Look through the material and tally each line bearing the word "upon". Give only the total.

■ **MATERIAL FOR THIS TASK**
[start]
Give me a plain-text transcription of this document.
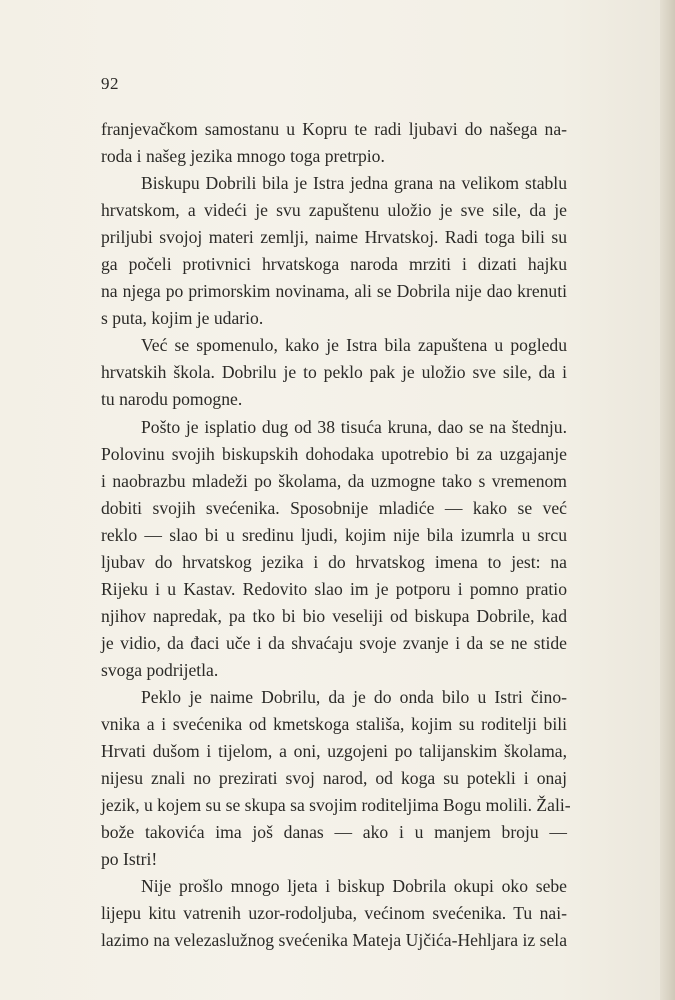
92
franjevačkom samostanu u Kopru te radi ljubavi do našega na-
roda i našeg jezika mnogo toga pretrpio.
Biskupu Dobrili bila je Istra jedna grana na velikom stablu
hrvatskom, a videći je svu zapuštenu uložio je sve sile, da je
priljubi svojoj materi zemlji, naime Hrvatskoj. Radi toga bili su
ga počeli protivnici hrvatskoga naroda mrziti i dizati hajku
na njega po primorskim novinama, ali se Dobrila nije dao krenuti
s puta, kojim je udario.
Već se spomenulo, kako je Istra bila zapuštena u pogledu
hrvatskih škola. Dobrilu je to peklo pak je uložio sve sile, da i
tu narodu pomogne.
Pošto je isplatio dug od 38 tisuća kruna, dao se na štednju.
Polovinu svojih biskupskih dohodaka upotrebio bi za uzgajanje
i naobrazbu mladeži po školama, da uzmogne tako s vremenom
dobiti svojih svećenika. Sposobnije mladiće — kako se već
reklo — slao bi u sredinu ljudi, kojim nije bila izumrla u srcu
ljubav do hrvatskog jezika i do hrvatskog imena to jest: na
Rijeku i u Kastav. Redovito slao im je potporu i pomno pratio
njihov napredak, pa tko bi bio veseliji od biskupa Dobrile, kad
je vidio, da đaci uče i da shvaćaju svoje zvanje i da se ne stide
svoga podrijetla.
Peklo je naime Dobrilu, da je do onda bilo u Istri čino-
vnika a i svećenika od kmetskoga stališa, kojim su roditelji bili
Hrvati dušom i tijelom, a oni, uzgojeni po talijanskim školama,
nijesu znali no prezirati svoj narod, od koga su potekli i onaj
jezik, u kojem su se skupa sa svojim roditeljima Bogu molili. Žali-
bože takovića ima još danas — ako i u manjem broju —
po Istri!
Nije prošlo mnogo ljeta i biskup Dobrila okupi oko sebe
lijepu kitu vatrenih uzor-rodoljuba, većinom svećenika. Tu nai-
lazimo na velezaslužnog svećenika Mateja Ujčića-Hehljara iz sela
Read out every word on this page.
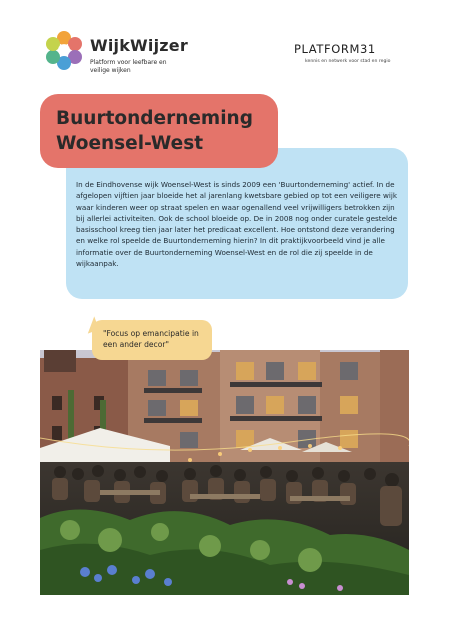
WijkWijzer
Platform voor leefbare en veilige wijken
PLATFORM31
kennis en netwerk voor stad en regio
Buurtonderneming
Woensel-West
In de Eindhovense wijk Woensel-West is sinds 2009 een 'Buurtonderneming' actief. In de afgelopen vijftien jaar bloeide het al jarenlang kwetsbare gebied op tot een veiligere wijk waar kinderen weer op straat spelen en waar ogenallend veel vrijwilligers betrokken zijn bij allerlei activiteiten. Ook de school bloeide op. De in 2008 nog onder curatele gestelde basisschool kreeg tien jaar later het predicaat excellent. Hoe ontstond deze verandering en welke rol speelde de Buurtonderneming hierin? In dit praktijkvoorbeeld vind je alle informatie over de Buurtonderneming Woensel-West en de rol die zij speelde in de wijkaanpak.
"Focus op emancipatie in een ander decor"
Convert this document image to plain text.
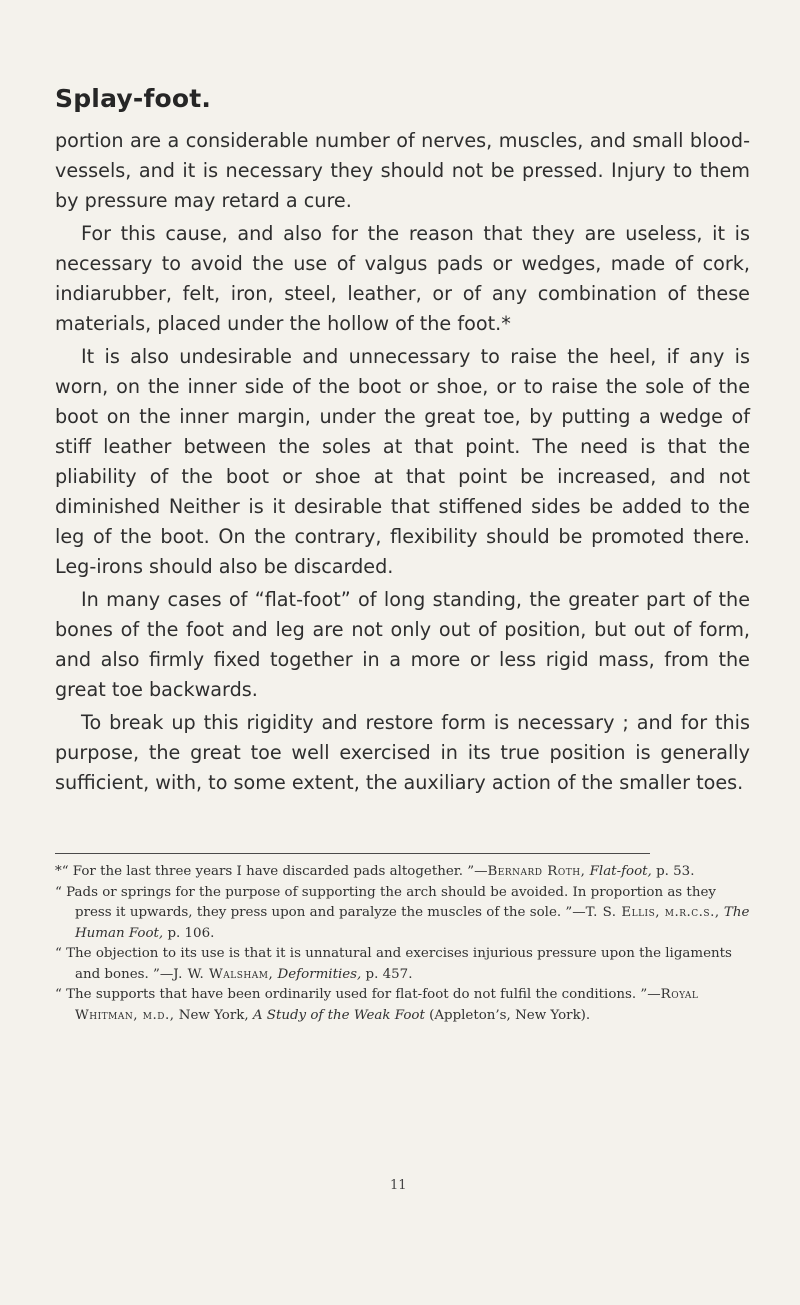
Splay-foot.

portion are a considerable number of nerves, muscles, and small blood-vessels, and it is necessary they should not be pressed. Injury to them by pressure may retard a cure.

For this cause, and also for the reason that they are useless, it is necessary to avoid the use of valgus pads or wedges, made of cork, indiarubber, felt, iron, steel, leather, or of any combination of these materials, placed under the hollow of the foot.*

It is also undesirable and unnecessary to raise the heel, if any is worn, on the inner side of the boot or shoe, or to raise the sole of the boot on the inner margin, under the great toe, by putting a wedge of stiff leather between the soles at that point. The need is that the pliability of the boot or shoe at that point be increased, and not diminished Neither is it desirable that stiffened sides be added to the leg of the boot. On the contrary, flexibility should be promoted there. Leg-irons should also be discarded.

In many cases of “flat-foot” of long standing, the greater part of the bones of the foot and leg are not only out of position, but out of form, and also firmly fixed together in a more or less rigid mass, from the great toe backwards.

To break up this rigidity and restore form is necessary ; and for this purpose, the great toe well exercised in its true position is generally sufficient, with, to some extent, the auxiliary action of the smaller toes.

*“ For the last three years I have discarded pads altogether. ”—Bernard Roth, Flat-foot, p. 53.
“ Pads or springs for the purpose of supporting the arch should be avoided. In proportion as they press it upwards, they press upon and paralyze the muscles of the sole. ”—T. S. Ellis, m.r.c.s., The Human Foot, p. 106.
“ The objection to its use is that it is unnatural and exercises injurious pressure upon the ligaments and bones. ”—J. W. Walsham, Deformities, p. 457.
“ The supports that have been ordinarily used for flat-foot do not fulfil the conditions. ”—Royal Whitman, m.d., New York, A Study of the Weak Foot (Appleton’s, New York).
11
[end]
■ **PROBLEM SOLUTION**
2